WRITTEN TASK:
Lift every line from the entries that includes the word "widest".

SUPPLIED ENTRIES:
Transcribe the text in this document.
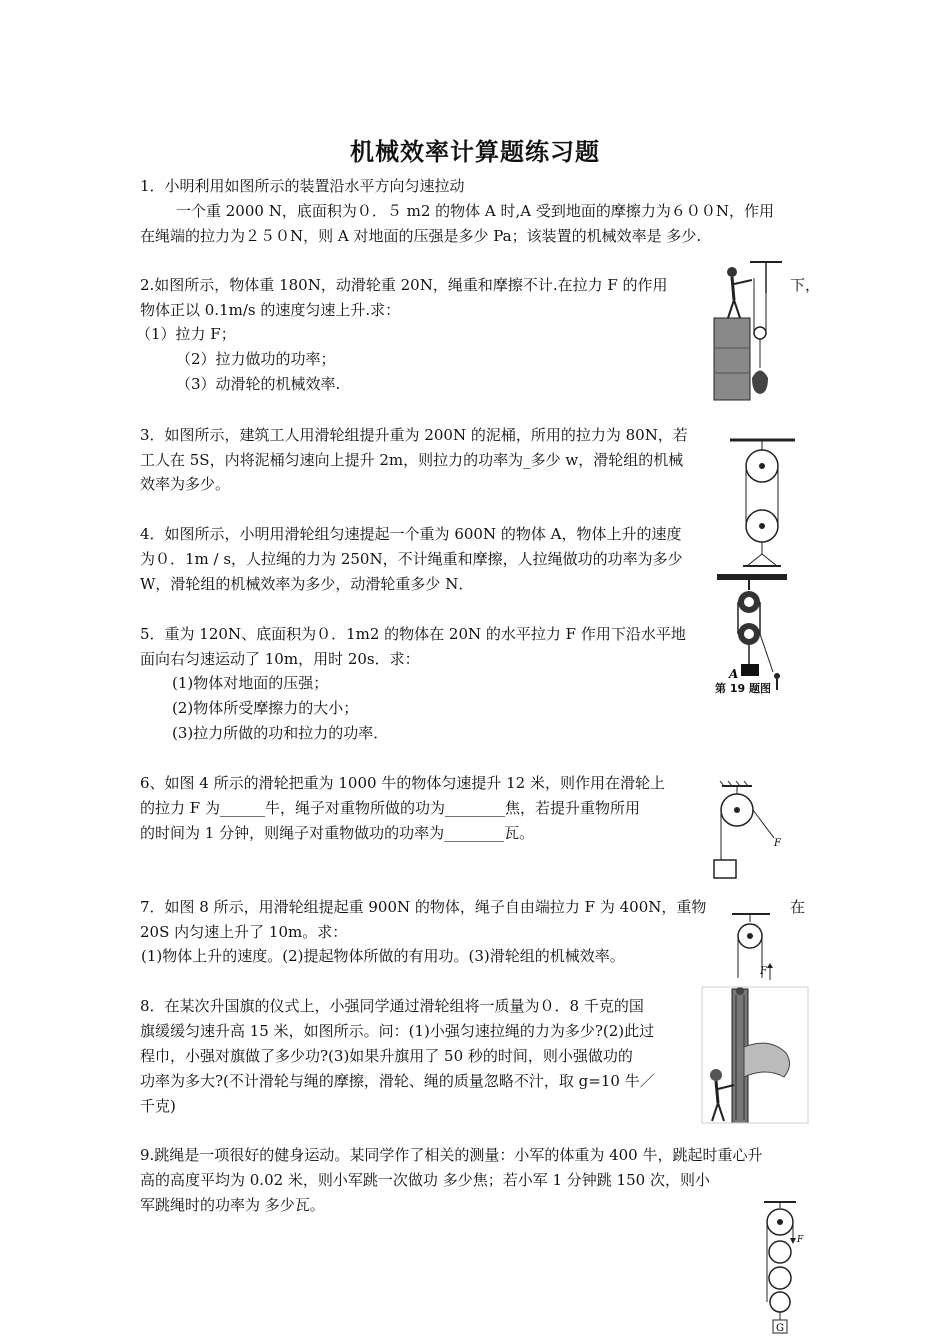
机械效率计算题练习题
1．小明利用如图所示的装置沿水平方向匀速拉动
一个重 2000 N，底面积为０．５ m2 的物体 A 时,A 受到地面的摩擦力为６００N，作用
在绳端的拉力为２５０N，则 A 对地面的压强是多少 Pa；该装置的机械效率是 多少.
2.如图所示，物体重 180N，动滑轮重 20N，绳重和摩擦不计.在拉力 F 的作用	下，
物体正以 0.1m/s 的速度匀速上升.求：
（1）拉力 F；
（2）拉力做功的功率；
（3）动滑轮的机械效率.
3．如图所示，建筑工人用滑轮组提升重为 200N 的泥桶，所用的拉力为 80N，若
工人在 5S，内将泥桶匀速向上提升 2m，则拉力的功率为_多少 w，滑轮组的机械
效率为多少。
4．如图所示，小明用滑轮组匀速提起一个重为 600N 的物体 A，物体上升的速度
为０．1m / s，人拉绳的力为 250N，不计绳重和摩擦，人拉绳做功的功率为多少
W，滑轮组的机械效率为多少，动滑轮重多少 N．
5．重为 120N、底面积为０．1m2 的物体在 20N 的水平拉力 F 作用下沿水平地
面向右匀速运动了 10m，用时 20s．求：
(1)物体对地面的压强；
(2)物体所受摩擦力的大小；
(3)拉力所做的功和拉力的功率．
6、如图 4 所示的滑轮把重为 1000 牛的物体匀速提升 12 米，则作用在滑轮上
的拉力 F 为______牛，绳子对重物所做的功为________焦，若提升重物所用
的时间为 1 分钟，则绳子对重物做功的功率为________瓦。
7．如图 8 所示，用滑轮组提起重 900N 的物体，绳子自由端拉力 F 为 400N，重物	在
20S 内匀速上升了 10m。求：
(1)物体上升的速度。(2)提起物体所做的有用功。(3)滑轮组的机械效率。
8．在某次升国旗的仪式上，小强同学通过滑轮组将一质量为０．8 千克的国
旗缓缓匀速升高 15 米，如图所示。问：(1)小强匀速拉绳的力为多少?(2)此过
程巾，小强对旗做了多少功?(3)如果升旗用了 50 秒的时间，则小强做功的
功率为多大?(不计滑轮与绳的摩擦，滑轮、绳的质量忽略不汁，取 g=10 牛／
千克)
9.跳绳是一项很好的健身运动。某同学作了相关的测量：小军的体重为 400 牛，跳起时重心升
高的高度平均为 0.02 米，则小军跳一次做功 多少焦；若小军 1 分钟跳 150 次，则小
军跳绳时的功率为 多少瓦。
A
第 19 题图
F
F
F
G
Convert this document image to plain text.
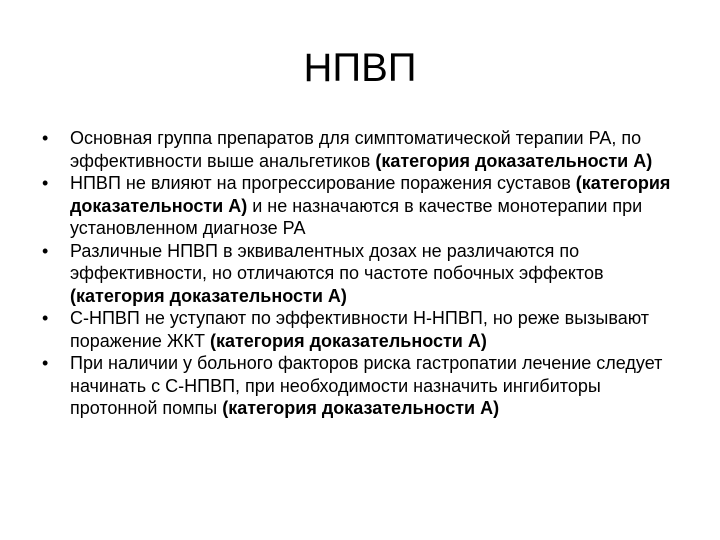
НПВП
•	Основная группа препаратов для симптоматической терапии РА, по эффективности выше анальгетиков (категория доказательности А)
•	НПВП не влияют на прогрессирование поражения суставов (категория доказательности А) и не назначаются в качестве монотерапии при установленном диагнозе РА
•	Различные НПВП в эквивалентных дозах не различаются по эффективности, но отличаются по частоте побочных эффектов (категория доказательности А)
•	С-НПВП не уступают по эффективности Н-НПВП, но реже вызывают поражение ЖКТ (категория доказательности А)
•	При наличии у больного факторов риска гастропатии лечение следует начинать с С-НПВП, при необходимости назначить ингибиторы протонной помпы (категория доказательности А)
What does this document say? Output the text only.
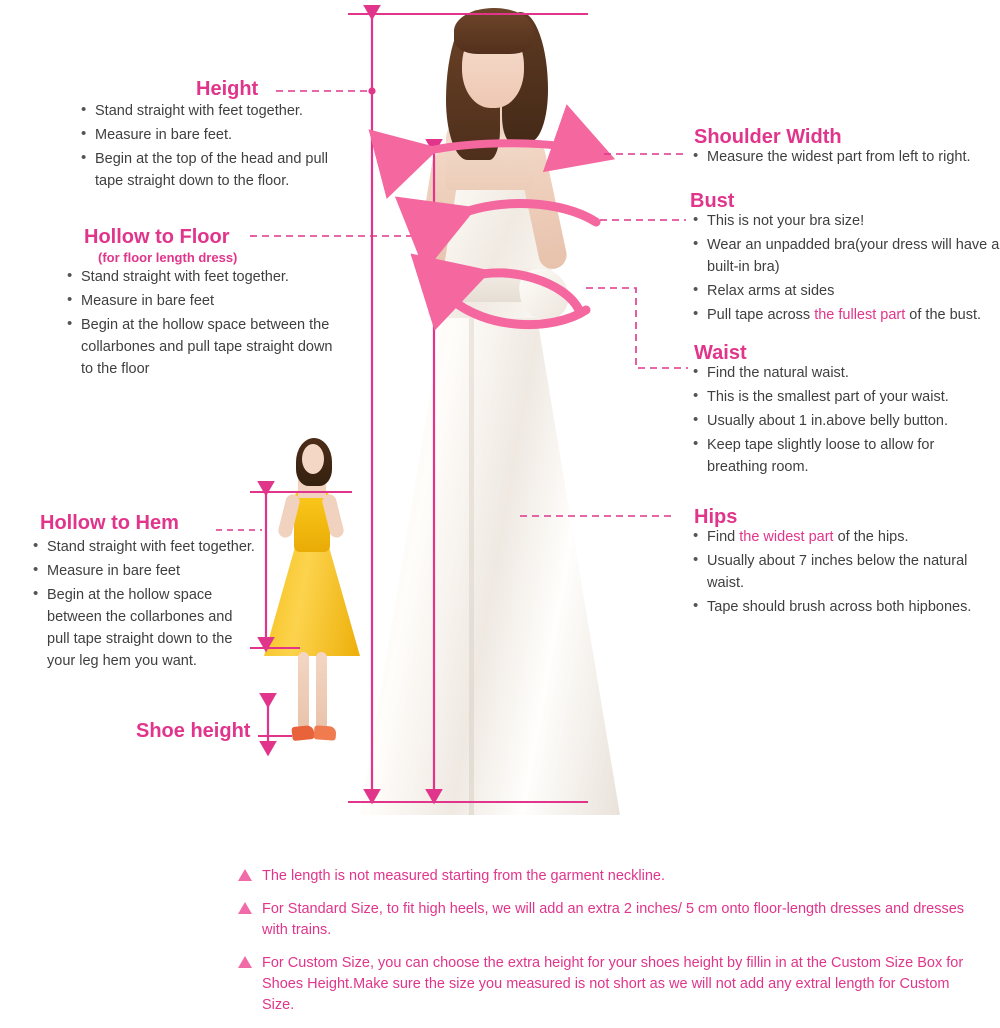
Height
• Stand straight with feet together.
• Measure in bare feet.
• Begin at the top of the head and pull tape straight down to the floor.
Hollow to Floor
(for floor length dress)
• Stand straight with feet together.
• Measure in bare feet
• Begin at the hollow space between the collarbones and pull tape straight down to the floor
Hollow to Hem
• Stand straight with feet together.
• Measure in bare feet
• Begin at the hollow space between the collarbones and pull tape straight down to the your leg hem you want.
Shoe height
Shoulder Width
• Measure the widest part from left to right.
Bust
• This is not your bra size!
• Wear an unpadded bra(your dress will have a built-in bra)
• Relax arms at sides
• Pull tape across the fullest part of the bust.
Waist
• Find the natural waist.
• This is the smallest part of your waist.
• Usually about 1 in.above belly button.
• Keep tape slightly loose to allow for breathing room.
Hips
• Find the widest part of the hips.
• Usually about 7 inches below the natural waist.
• Tape should brush across both hipbones.
The length is not measured starting from the garment neckline.
For Standard Size, to fit high heels, we will add an extra 2 inches/ 5 cm onto floor-length dresses and dresses with trains.
For Custom Size, you can choose the extra height for your shoes height by fillin in at the Custom Size Box for Shoes Height.Make sure the size you measured is not short as we will not add any extral length for Custom Size.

SOLUTION TO THE EXERCISE:
• Measure the widest part from left to right.
• Find the widest part of the hips.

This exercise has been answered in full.